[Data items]
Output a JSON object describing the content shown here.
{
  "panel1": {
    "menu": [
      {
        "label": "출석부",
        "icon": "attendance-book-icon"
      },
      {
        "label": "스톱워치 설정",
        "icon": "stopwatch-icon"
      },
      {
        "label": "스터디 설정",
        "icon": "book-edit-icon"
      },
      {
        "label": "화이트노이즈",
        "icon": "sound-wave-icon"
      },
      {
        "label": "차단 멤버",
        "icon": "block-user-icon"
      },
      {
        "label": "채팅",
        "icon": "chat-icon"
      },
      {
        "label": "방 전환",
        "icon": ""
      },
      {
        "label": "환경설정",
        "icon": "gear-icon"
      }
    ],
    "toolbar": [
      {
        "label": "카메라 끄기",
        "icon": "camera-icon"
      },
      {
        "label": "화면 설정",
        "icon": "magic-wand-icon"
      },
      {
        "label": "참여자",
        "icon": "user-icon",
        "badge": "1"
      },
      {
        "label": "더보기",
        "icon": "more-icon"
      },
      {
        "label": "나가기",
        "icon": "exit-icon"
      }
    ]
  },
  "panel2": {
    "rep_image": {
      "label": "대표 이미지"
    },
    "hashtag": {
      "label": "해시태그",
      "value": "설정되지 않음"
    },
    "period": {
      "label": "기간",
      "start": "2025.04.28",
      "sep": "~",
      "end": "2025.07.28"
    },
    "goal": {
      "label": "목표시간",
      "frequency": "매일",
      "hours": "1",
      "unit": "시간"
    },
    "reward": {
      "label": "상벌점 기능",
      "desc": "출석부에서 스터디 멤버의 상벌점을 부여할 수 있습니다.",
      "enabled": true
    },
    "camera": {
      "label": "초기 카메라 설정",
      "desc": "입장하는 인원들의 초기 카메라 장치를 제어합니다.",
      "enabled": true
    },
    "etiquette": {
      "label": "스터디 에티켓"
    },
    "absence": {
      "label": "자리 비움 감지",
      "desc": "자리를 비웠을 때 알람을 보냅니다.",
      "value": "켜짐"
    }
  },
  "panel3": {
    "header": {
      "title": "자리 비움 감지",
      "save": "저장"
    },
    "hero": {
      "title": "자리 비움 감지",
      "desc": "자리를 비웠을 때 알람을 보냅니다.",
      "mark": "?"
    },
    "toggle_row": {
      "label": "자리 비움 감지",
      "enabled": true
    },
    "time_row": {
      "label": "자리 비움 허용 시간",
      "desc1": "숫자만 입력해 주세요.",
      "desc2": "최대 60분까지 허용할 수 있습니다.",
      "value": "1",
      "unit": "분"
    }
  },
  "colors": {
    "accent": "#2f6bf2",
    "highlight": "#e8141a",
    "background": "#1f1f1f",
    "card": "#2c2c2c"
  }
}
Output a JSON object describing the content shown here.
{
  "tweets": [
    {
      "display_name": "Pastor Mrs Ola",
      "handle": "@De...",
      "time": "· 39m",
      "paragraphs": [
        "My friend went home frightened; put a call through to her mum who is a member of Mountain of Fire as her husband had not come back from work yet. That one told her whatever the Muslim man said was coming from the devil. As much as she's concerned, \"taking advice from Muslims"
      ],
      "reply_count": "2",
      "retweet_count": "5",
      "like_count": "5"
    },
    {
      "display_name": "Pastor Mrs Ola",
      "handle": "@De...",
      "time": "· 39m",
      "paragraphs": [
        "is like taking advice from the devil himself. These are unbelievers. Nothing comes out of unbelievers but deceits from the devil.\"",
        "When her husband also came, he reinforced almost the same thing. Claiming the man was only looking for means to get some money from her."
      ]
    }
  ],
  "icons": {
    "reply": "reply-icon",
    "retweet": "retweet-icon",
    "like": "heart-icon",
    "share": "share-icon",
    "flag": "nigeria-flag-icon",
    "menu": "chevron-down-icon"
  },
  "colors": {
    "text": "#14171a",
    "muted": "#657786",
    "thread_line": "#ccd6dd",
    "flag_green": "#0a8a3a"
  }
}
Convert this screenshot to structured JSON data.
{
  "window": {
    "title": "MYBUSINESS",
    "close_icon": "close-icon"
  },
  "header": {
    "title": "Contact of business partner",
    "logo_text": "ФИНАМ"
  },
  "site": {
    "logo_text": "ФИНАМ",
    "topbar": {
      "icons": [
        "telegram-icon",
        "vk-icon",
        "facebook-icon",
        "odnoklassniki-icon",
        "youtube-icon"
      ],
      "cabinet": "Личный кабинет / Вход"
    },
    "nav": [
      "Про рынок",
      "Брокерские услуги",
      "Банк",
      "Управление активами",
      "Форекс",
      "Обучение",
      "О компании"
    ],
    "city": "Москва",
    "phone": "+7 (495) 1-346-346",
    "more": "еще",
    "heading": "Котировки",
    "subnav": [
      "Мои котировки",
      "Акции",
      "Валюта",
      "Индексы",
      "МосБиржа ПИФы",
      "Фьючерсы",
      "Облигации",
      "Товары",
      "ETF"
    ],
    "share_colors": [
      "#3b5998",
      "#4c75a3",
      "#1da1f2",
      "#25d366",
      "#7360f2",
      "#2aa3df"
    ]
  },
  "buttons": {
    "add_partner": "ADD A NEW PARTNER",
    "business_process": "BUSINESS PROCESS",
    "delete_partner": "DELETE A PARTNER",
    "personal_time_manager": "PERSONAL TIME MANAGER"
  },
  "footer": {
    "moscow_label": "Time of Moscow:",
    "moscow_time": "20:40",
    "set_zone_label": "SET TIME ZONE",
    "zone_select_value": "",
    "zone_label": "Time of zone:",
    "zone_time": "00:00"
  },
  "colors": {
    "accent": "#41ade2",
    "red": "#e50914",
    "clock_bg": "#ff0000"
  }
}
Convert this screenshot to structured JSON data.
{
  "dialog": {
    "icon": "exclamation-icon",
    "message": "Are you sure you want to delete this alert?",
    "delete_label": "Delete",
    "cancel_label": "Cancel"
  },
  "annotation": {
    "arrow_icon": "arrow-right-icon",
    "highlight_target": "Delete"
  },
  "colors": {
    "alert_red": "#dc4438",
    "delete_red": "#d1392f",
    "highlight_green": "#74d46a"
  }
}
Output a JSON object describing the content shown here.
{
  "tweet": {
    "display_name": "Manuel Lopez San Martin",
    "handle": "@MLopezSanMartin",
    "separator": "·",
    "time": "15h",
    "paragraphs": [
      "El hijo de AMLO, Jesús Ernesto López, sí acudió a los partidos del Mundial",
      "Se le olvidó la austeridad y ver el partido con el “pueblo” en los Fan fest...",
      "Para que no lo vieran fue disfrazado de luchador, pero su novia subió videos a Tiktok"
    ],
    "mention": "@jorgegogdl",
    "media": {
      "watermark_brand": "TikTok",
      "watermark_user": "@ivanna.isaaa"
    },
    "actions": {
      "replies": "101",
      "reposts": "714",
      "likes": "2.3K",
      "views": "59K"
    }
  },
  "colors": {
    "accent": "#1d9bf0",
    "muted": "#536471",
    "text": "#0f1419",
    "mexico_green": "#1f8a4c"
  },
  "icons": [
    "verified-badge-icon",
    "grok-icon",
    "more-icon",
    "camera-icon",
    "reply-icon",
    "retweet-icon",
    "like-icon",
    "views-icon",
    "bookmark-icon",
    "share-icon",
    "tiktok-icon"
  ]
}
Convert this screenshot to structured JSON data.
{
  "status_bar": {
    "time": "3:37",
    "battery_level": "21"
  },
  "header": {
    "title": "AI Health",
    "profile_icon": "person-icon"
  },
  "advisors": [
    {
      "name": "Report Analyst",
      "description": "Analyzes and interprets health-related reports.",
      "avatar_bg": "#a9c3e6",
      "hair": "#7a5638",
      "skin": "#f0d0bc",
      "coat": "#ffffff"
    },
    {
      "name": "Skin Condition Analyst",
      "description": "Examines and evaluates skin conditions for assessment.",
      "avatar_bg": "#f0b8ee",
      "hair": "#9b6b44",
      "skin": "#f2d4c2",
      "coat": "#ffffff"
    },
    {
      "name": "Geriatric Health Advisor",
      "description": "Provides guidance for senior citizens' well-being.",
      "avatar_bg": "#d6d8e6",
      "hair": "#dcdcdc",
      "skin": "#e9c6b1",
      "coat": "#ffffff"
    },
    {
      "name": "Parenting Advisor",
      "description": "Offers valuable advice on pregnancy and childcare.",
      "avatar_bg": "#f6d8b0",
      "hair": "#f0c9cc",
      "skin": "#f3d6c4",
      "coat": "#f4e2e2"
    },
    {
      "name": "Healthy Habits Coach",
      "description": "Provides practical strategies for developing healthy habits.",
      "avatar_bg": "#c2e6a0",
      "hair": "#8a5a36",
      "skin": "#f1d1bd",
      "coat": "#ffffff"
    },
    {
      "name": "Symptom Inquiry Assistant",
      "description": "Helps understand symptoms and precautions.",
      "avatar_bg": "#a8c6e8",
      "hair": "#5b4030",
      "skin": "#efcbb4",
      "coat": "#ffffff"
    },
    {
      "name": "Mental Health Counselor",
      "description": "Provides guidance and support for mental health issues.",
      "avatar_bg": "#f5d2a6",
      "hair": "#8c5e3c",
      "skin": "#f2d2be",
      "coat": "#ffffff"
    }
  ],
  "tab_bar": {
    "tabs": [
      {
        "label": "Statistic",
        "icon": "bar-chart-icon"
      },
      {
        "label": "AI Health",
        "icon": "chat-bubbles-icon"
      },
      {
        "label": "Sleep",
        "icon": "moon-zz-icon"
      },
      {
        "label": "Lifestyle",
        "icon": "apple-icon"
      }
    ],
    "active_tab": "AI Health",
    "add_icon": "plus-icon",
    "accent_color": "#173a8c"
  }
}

— Exercise instructions —
From the listing, copy every line where the string "devil" appears.

— The reply —
        "My friend went home frightened; put a call through to her mum who is a member of Mountain of Fire as her husband had not come back from work yet. That one told her whatever the Muslim man said was coming from the devil. As much as she's concerned, \"taking advice from Muslims"
        "is like taking advice from the devil himself. These are unbelievers. Nothing comes out of unbelievers but deceits from the devil.\"",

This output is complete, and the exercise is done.